* **WORK REQUIRED**:
Repeat every line of the records below verbatim, leaving out the pictures.

* **MATERIAL SUPPLIED**:
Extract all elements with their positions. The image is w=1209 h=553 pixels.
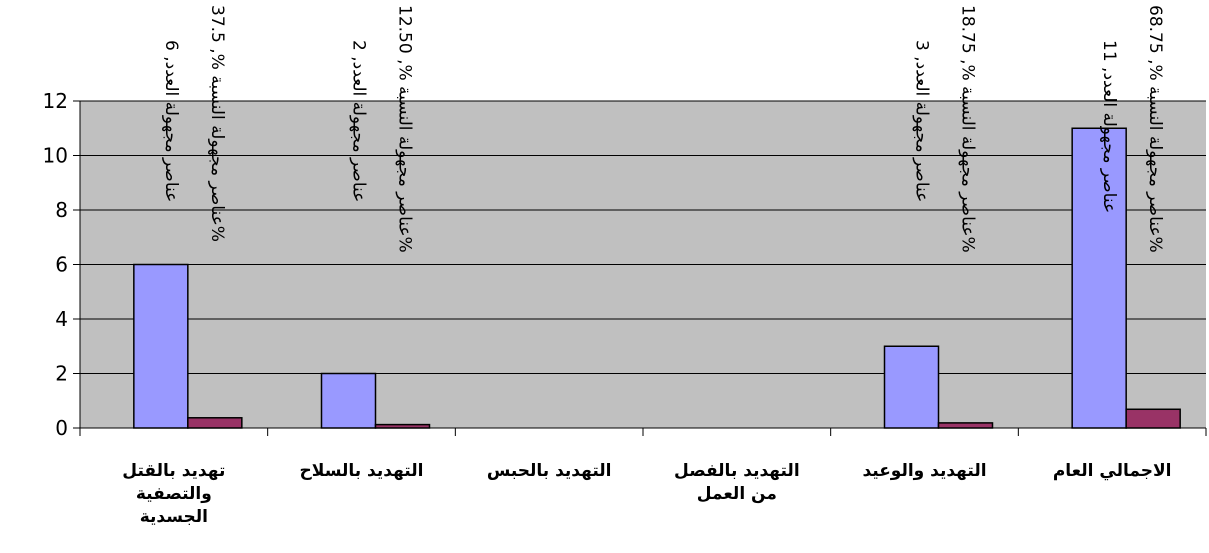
category-label: تهديد بالقتل والتصفية الجسدية [122,461,225,527]
y-tick-label: 12 [43,89,68,113]
bar [187,417,243,429]
bar [1071,127,1127,429]
bar [320,372,377,429]
data-label: عناصر مجهولة العدد, 11 [1099,40,1119,213]
category-label-line: من العمل [697,484,777,504]
y-tick-label: 2 [55,362,68,386]
category-label-line: التهديد بالفصل [674,461,800,481]
data-label: عناصر مجهولة العدد, 2 [349,40,369,202]
category-label: التهديد بالفصل من العمل [674,461,800,504]
y-tick-label: 6 [55,253,68,277]
data-label: عناصر مجهولة العدد, 3 [912,40,932,202]
bar [374,423,431,429]
category-label-line: التهديد والوعيد [862,461,986,481]
category-label-line: التهديد بالسلاح [300,461,424,481]
y-tick-label: 0 [55,416,68,440]
data-label: عناصر مجهولة النسبة %, 37.5% [207,5,227,242]
bars [133,127,1181,429]
category-label: التهديد بالحبس [487,461,612,481]
category-label-line: والتصفية [136,484,212,504]
category-label-line: الجسدية [140,507,208,527]
data-label: عناصر مجهولة النسبة %, 18.75% [958,5,978,253]
category-label: الاجمالي العام [1053,461,1172,481]
category-label-line: تهديد بالقتل [122,461,225,481]
x-axis: تهديد بالقتل والتصفية الجسدية التهديد بالسل… [79,427,1207,527]
data-labels: عناصر مجهولة العدد, 6 عناصر مجهولة العدد,… [161,5,1165,253]
bar [937,422,994,429]
y-axis: 0 2 4 6 8 10 12 [43,89,81,440]
bar [1125,408,1181,429]
y-tick-label: 8 [55,198,68,222]
data-label: عناصر مجهولة النسبة %, 68.75% [1145,5,1165,253]
category-label-line: التهديد بالحبس [487,461,612,481]
bar [883,345,940,429]
category-label: التهديد بالسلاح [300,461,424,481]
data-label: عناصر مجهولة النسبة %, 12.50% [395,5,415,253]
category-label: التهديد والوعيد [862,461,986,481]
y-tick-label: 4 [55,307,68,331]
category-label-line: الاجمالي العام [1053,461,1172,481]
data-label: عناصر مجهولة العدد, 6 [161,40,181,202]
bar [133,263,189,429]
y-tick-label: 10 [43,144,68,168]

* **EXERCISE RESULT**:
Extract all elements with their positions. The image is w=1209 h=553 pixels.
category-label: تهديد بالقتل والتصفية الجسدية [122,461,225,527]
y-tick-label: 12 [43,89,68,113]
bar [187,417,243,429]
bar [1071,127,1127,429]
bar [320,372,377,429]
data-label: عناصر مجهولة العدد, 11 [1099,40,1119,213]
category-label-line: من العمل [697,484,777,504]
y-tick-label: 2 [55,362,68,386]
category-label-line: التهديد بالفصل [674,461,800,481]
data-label: عناصر مجهولة العدد, 2 [349,40,369,202]
category-label: التهديد بالفصل من العمل [674,461,800,504]
y-tick-label: 6 [55,253,68,277]
data-label: عناصر مجهولة العدد, 3 [912,40,932,202]
bar [374,423,431,429]
category-label-line: التهديد والوعيد [862,461,986,481]
category-label-line: التهديد بالسلاح [300,461,424,481]
y-tick-label: 0 [55,416,68,440]
data-label: عناصر مجهولة النسبة %, 37.5% [207,5,227,242]
bars [133,127,1181,429]
category-label: التهديد بالحبس [487,461,612,481]
category-label-line: والتصفية [136,484,212,504]
category-label-line: الجسدية [140,507,208,527]
data-label: عناصر مجهولة النسبة %, 18.75% [958,5,978,253]
category-label: الاجمالي العام [1053,461,1172,481]
category-label-line: تهديد بالقتل [122,461,225,481]
x-axis: تهديد بالقتل والتصفية الجسدية التهديد بالسل… [79,427,1207,527]
data-labels: عناصر مجهولة العدد, 6 عناصر مجهولة العدد,… [161,5,1165,253]
bar [937,422,994,429]
y-axis: 0 2 4 6 8 10 12 [43,89,81,440]
bar [1125,408,1181,429]
y-tick-label: 8 [55,198,68,222]
data-label: عناصر مجهولة النسبة %, 68.75% [1145,5,1165,253]
category-label-line: التهديد بالحبس [487,461,612,481]
bar [883,345,940,429]
category-label: التهديد بالسلاح [300,461,424,481]
data-label: عناصر مجهولة النسبة %, 12.50% [395,5,415,253]
category-label: التهديد والوعيد [862,461,986,481]
y-tick-label: 4 [55,307,68,331]
category-label-line: الاجمالي العام [1053,461,1172,481]
data-label: عناصر مجهولة العدد, 6 [161,40,181,202]
bar [133,263,189,429]
y-tick-label: 10 [43,144,68,168]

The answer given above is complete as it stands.